Stored records
↓↓↓
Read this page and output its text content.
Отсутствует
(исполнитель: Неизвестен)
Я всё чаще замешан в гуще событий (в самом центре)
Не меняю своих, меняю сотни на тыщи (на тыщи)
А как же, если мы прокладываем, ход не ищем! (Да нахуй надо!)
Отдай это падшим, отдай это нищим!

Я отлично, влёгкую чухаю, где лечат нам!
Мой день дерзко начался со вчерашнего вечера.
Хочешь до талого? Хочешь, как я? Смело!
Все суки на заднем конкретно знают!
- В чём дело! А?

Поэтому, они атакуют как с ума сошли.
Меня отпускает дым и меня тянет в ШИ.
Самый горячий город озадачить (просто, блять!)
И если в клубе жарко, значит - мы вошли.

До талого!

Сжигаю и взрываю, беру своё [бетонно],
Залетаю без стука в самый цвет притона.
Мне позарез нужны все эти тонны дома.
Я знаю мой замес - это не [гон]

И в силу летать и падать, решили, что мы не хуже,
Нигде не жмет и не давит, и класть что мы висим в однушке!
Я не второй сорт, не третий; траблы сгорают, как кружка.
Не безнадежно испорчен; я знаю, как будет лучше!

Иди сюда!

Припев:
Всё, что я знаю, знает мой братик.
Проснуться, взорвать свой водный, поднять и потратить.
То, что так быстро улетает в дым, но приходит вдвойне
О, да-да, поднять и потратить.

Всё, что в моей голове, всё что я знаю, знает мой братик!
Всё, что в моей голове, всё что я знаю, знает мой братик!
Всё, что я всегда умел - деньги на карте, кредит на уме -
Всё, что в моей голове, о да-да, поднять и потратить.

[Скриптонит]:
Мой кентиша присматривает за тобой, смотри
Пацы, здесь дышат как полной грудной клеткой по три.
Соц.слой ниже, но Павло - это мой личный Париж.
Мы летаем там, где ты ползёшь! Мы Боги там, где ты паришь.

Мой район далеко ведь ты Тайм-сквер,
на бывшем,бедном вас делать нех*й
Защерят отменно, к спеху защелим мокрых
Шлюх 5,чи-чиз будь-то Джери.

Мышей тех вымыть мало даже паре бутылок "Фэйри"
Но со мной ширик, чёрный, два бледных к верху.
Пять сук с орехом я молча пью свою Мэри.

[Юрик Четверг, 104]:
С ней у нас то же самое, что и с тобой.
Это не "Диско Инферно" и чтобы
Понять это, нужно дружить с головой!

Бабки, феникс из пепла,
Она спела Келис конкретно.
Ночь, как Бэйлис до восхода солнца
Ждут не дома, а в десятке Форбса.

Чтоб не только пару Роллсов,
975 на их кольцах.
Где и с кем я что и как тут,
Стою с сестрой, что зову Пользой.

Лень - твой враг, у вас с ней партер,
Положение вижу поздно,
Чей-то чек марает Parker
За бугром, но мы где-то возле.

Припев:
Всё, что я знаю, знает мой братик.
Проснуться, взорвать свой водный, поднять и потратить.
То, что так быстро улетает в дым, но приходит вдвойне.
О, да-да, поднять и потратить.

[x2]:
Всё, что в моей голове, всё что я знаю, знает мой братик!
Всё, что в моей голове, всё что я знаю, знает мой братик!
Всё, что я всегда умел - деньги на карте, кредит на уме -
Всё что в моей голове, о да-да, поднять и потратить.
↑↑↑
# Exercise description
Filter the listing for the word "улетает" and copy every line that holds it.

# Expected answer
То, что так быстро улетает в дым, но приходит вдвойне
То, что так быстро улетает в дым, но приходит вдвойне.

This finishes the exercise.